Short task
The records that follow are to be transcribed in full, without their images.

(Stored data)
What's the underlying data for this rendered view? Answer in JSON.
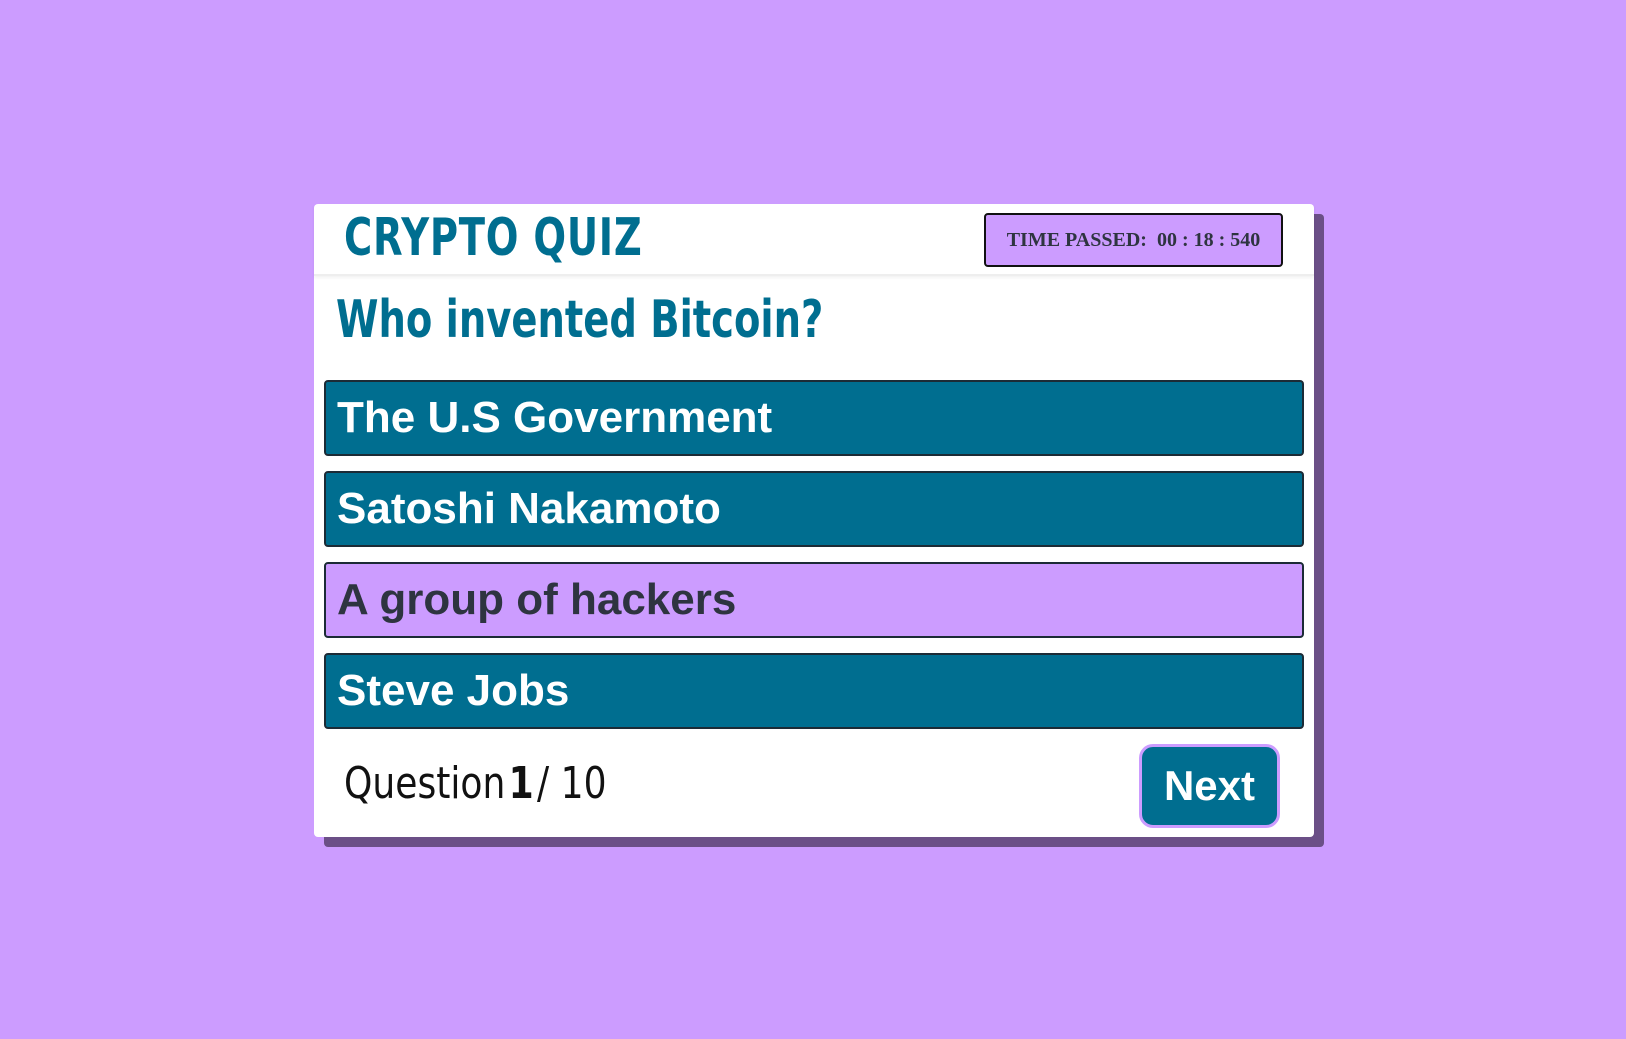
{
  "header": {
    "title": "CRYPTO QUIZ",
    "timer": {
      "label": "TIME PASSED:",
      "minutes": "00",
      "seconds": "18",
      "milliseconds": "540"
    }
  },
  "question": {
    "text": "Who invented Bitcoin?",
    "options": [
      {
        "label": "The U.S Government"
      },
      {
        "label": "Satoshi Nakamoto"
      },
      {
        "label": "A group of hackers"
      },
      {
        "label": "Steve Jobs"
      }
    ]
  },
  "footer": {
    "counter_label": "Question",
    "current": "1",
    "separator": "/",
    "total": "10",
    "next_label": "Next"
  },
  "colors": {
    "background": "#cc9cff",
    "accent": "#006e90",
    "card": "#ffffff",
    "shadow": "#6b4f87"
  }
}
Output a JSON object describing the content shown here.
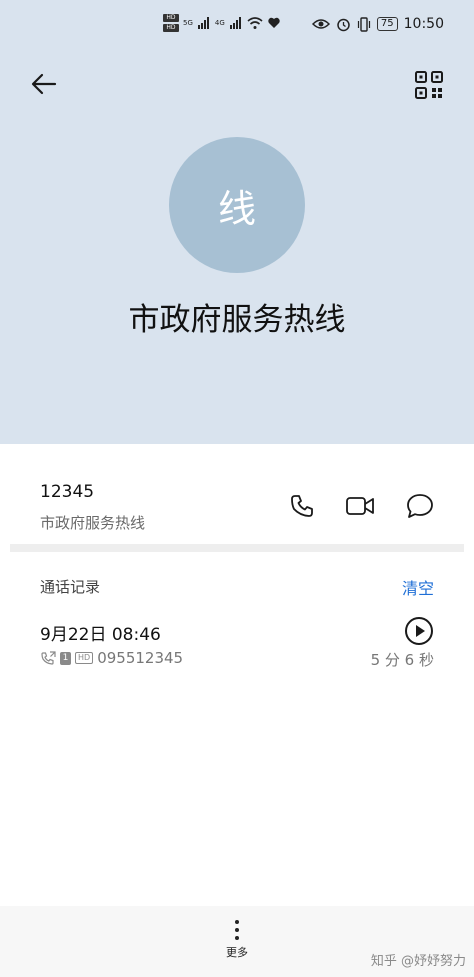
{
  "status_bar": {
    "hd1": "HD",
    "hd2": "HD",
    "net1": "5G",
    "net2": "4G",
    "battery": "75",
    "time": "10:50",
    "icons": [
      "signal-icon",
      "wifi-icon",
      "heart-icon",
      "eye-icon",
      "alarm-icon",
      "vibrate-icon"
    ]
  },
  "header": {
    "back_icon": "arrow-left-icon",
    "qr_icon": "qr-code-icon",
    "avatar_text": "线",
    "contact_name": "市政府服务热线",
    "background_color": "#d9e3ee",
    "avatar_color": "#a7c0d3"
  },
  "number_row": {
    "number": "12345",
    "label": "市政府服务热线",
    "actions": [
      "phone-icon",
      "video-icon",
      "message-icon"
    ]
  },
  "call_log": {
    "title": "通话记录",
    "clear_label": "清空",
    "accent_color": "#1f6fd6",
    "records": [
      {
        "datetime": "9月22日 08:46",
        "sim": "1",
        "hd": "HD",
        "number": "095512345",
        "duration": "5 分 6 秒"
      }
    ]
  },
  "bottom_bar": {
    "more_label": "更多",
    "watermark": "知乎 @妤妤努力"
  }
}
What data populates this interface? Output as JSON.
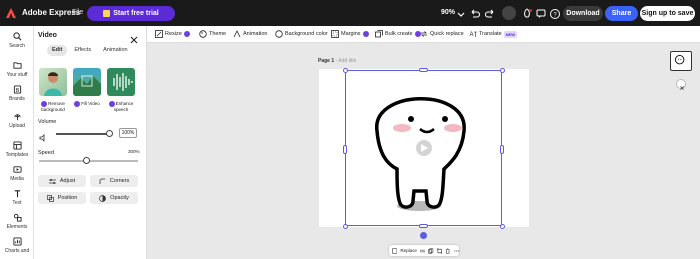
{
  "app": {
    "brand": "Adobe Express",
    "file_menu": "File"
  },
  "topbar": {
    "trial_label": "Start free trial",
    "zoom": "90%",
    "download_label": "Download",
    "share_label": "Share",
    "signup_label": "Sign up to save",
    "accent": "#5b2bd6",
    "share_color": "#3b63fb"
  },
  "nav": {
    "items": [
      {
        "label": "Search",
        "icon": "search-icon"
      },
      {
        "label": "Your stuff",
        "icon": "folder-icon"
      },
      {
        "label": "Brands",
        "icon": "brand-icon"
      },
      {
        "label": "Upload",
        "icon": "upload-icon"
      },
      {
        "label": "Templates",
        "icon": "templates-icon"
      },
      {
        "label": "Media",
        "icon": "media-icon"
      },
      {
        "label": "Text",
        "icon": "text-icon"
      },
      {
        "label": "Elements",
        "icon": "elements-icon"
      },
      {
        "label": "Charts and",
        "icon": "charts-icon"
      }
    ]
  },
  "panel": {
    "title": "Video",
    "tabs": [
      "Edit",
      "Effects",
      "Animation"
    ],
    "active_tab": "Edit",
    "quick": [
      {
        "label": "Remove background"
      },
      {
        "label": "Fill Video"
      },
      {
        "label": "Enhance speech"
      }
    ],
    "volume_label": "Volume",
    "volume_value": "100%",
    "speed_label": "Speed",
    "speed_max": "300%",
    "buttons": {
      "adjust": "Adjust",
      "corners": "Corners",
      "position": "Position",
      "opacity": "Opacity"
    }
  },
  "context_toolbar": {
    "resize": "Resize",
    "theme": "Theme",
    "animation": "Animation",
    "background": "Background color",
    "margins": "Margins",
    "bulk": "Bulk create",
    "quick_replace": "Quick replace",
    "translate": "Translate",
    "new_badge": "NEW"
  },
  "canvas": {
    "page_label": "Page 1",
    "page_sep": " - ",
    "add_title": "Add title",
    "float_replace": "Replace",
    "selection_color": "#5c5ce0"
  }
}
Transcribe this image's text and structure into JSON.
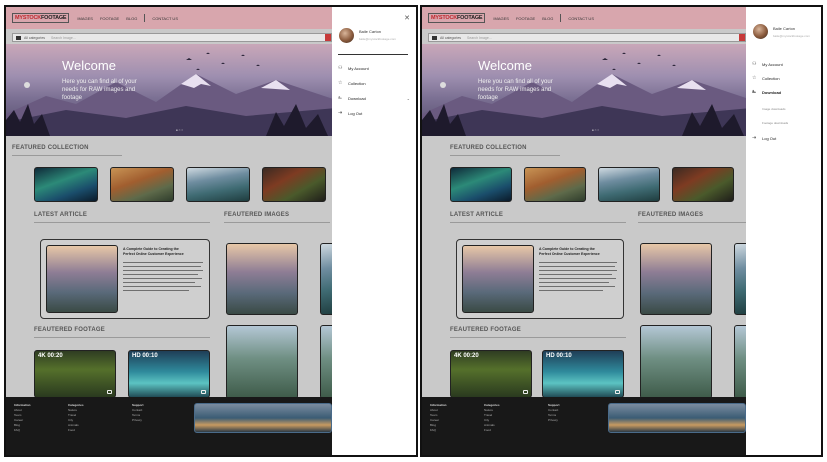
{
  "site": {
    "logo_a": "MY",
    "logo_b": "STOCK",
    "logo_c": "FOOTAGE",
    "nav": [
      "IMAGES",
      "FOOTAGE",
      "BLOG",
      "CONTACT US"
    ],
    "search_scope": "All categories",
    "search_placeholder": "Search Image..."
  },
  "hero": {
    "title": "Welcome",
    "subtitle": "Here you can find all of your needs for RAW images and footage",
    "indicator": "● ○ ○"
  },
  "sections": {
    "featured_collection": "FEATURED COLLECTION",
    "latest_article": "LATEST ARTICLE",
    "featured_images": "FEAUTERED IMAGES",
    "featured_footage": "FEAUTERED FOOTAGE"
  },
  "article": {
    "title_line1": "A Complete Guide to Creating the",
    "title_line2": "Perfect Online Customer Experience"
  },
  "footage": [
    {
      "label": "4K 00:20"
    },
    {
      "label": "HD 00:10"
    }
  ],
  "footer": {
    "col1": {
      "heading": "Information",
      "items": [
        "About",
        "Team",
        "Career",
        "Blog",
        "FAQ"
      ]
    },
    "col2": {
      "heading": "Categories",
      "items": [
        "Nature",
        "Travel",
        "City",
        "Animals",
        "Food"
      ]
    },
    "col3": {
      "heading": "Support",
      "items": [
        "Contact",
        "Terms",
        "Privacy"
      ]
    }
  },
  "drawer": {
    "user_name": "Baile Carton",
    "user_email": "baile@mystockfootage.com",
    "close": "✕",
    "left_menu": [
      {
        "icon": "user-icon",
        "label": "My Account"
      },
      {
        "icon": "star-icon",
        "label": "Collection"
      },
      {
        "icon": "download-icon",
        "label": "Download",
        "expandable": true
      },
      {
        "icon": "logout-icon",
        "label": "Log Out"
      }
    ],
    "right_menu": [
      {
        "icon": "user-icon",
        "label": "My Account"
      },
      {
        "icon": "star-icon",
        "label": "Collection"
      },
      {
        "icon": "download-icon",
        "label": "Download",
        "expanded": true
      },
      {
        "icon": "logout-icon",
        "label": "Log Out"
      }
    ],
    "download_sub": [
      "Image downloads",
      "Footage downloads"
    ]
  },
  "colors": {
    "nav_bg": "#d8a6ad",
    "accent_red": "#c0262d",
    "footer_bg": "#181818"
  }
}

Solution for this problem
What's the underlying data for this rendered view? Answer in JSON.
{
  "header": {
    "title": "CRYPTO QUIZ",
    "timer": {
      "label": "TIME PASSED:",
      "minutes": "00",
      "seconds": "18",
      "milliseconds": "540"
    }
  },
  "question": {
    "text": "Who invented Bitcoin?",
    "options": [
      {
        "label": "The U.S Government"
      },
      {
        "label": "Satoshi Nakamoto"
      },
      {
        "label": "A group of hackers"
      },
      {
        "label": "Steve Jobs"
      }
    ]
  },
  "footer": {
    "counter_label": "Question",
    "current": "1",
    "separator": "/",
    "total": "10",
    "next_label": "Next"
  },
  "colors": {
    "background": "#cc9cff",
    "accent": "#006e90",
    "card": "#ffffff",
    "shadow": "#6b4f87"
  }
}
Output a JSON object describing the content shown here.
{
  "status_bar": {
    "hd1": "HD",
    "hd2": "HD",
    "net1": "5G",
    "net2": "4G",
    "battery": "75",
    "time": "10:50",
    "icons": [
      "signal-icon",
      "wifi-icon",
      "heart-icon",
      "eye-icon",
      "alarm-icon",
      "vibrate-icon"
    ]
  },
  "header": {
    "back_icon": "arrow-left-icon",
    "qr_icon": "qr-code-icon",
    "avatar_text": "线",
    "contact_name": "市政府服务热线",
    "background_color": "#d9e3ee",
    "avatar_color": "#a7c0d3"
  },
  "number_row": {
    "number": "12345",
    "label": "市政府服务热线",
    "actions": [
      "phone-icon",
      "video-icon",
      "message-icon"
    ]
  },
  "call_log": {
    "title": "通话记录",
    "clear_label": "清空",
    "accent_color": "#1f6fd6",
    "records": [
      {
        "datetime": "9月22日 08:46",
        "sim": "1",
        "hd": "HD",
        "number": "095512345",
        "duration": "5 分 6 秒"
      }
    ]
  },
  "bottom_bar": {
    "more_label": "更多",
    "watermark": "知乎 @妤妤努力"
  }
}
What data populates this interface? Output as JSON.
{
  "app": {
    "brand": "Adobe Express",
    "file_menu": "File"
  },
  "topbar": {
    "trial_label": "Start free trial",
    "zoom": "90%",
    "download_label": "Download",
    "share_label": "Share",
    "signup_label": "Sign up to save",
    "accent": "#5b2bd6",
    "share_color": "#3b63fb"
  },
  "nav": {
    "items": [
      {
        "label": "Search",
        "icon": "search-icon"
      },
      {
        "label": "Your stuff",
        "icon": "folder-icon"
      },
      {
        "label": "Brands",
        "icon": "brand-icon"
      },
      {
        "label": "Upload",
        "icon": "upload-icon"
      },
      {
        "label": "Templates",
        "icon": "templates-icon"
      },
      {
        "label": "Media",
        "icon": "media-icon"
      },
      {
        "label": "Text",
        "icon": "text-icon"
      },
      {
        "label": "Elements",
        "icon": "elements-icon"
      },
      {
        "label": "Charts and",
        "icon": "charts-icon"
      }
    ]
  },
  "panel": {
    "title": "Video",
    "tabs": [
      "Edit",
      "Effects",
      "Animation"
    ],
    "active_tab": "Edit",
    "quick": [
      {
        "label": "Remove background"
      },
      {
        "label": "Fill Video"
      },
      {
        "label": "Enhance speech"
      }
    ],
    "volume_label": "Volume",
    "volume_value": "100%",
    "speed_label": "Speed",
    "speed_max": "300%",
    "buttons": {
      "adjust": "Adjust",
      "corners": "Corners",
      "position": "Position",
      "opacity": "Opacity"
    }
  },
  "context_toolbar": {
    "resize": "Resize",
    "theme": "Theme",
    "animation": "Animation",
    "background": "Background color",
    "margins": "Margins",
    "bulk": "Bulk create",
    "quick_replace": "Quick replace",
    "translate": "Translate",
    "new_badge": "NEW"
  },
  "canvas": {
    "page_label": "Page 1",
    "page_sep": " - ",
    "add_title": "Add title",
    "float_replace": "Replace",
    "selection_color": "#5c5ce0"
  }
}
Transcribe this image's text and structure into JSON.
{
  "site": {
    "logo_a": "MY",
    "logo_b": "STOCK",
    "logo_c": "FOOTAGE",
    "nav": [
      "IMAGES",
      "FOOTAGE",
      "BLOG",
      "CONTACT US"
    ],
    "search_scope": "All categories",
    "search_placeholder": "Search Image..."
  },
  "hero": {
    "title": "Welcome",
    "subtitle": "Here you can find all of your needs for RAW images and footage",
    "indicator": "● ○ ○"
  },
  "sections": {
    "featured_collection": "FEATURED COLLECTION",
    "latest_article": "LATEST ARTICLE",
    "featured_images": "FEAUTERED IMAGES",
    "featured_footage": "FEAUTERED FOOTAGE"
  },
  "article": {
    "title_line1": "A Complete Guide to Creating the",
    "title_line2": "Perfect Online Customer Experience"
  },
  "footage": [
    {
      "label": "4K 00:20"
    },
    {
      "label": "HD 00:10"
    }
  ],
  "footer": {
    "col1": {
      "heading": "Information",
      "items": [
        "About",
        "Team",
        "Career",
        "Blog",
        "FAQ"
      ]
    },
    "col2": {
      "heading": "Categories",
      "items": [
        "Nature",
        "Travel",
        "City",
        "Animals",
        "Food"
      ]
    },
    "col3": {
      "heading": "Support",
      "items": [
        "Contact",
        "Terms",
        "Privacy"
      ]
    }
  },
  "drawer": {
    "user_name": "Baile Carton",
    "user_email": "baile@mystockfootage.com",
    "close": "✕",
    "left_menu": [
      {
        "icon": "user-icon",
        "label": "My Account"
      },
      {
        "icon": "star-icon",
        "label": "Collection"
      },
      {
        "icon": "download-icon",
        "label": "Download",
        "expandable": true
      },
      {
        "icon": "logout-icon",
        "label": "Log Out"
      }
    ],
    "right_menu": [
      {
        "icon": "user-icon",
        "label": "My Account"
      },
      {
        "icon": "star-icon",
        "label": "Collection"
      },
      {
        "icon": "download-icon",
        "label": "Download",
        "expanded": true
      },
      {
        "icon": "logout-icon",
        "label": "Log Out"
      }
    ],
    "download_sub": [
      "Image downloads",
      "Footage downloads"
    ]
  },
  "colors": {
    "nav_bg": "#d8a6ad",
    "accent_red": "#c0262d",
    "footer_bg": "#181818"
  }
}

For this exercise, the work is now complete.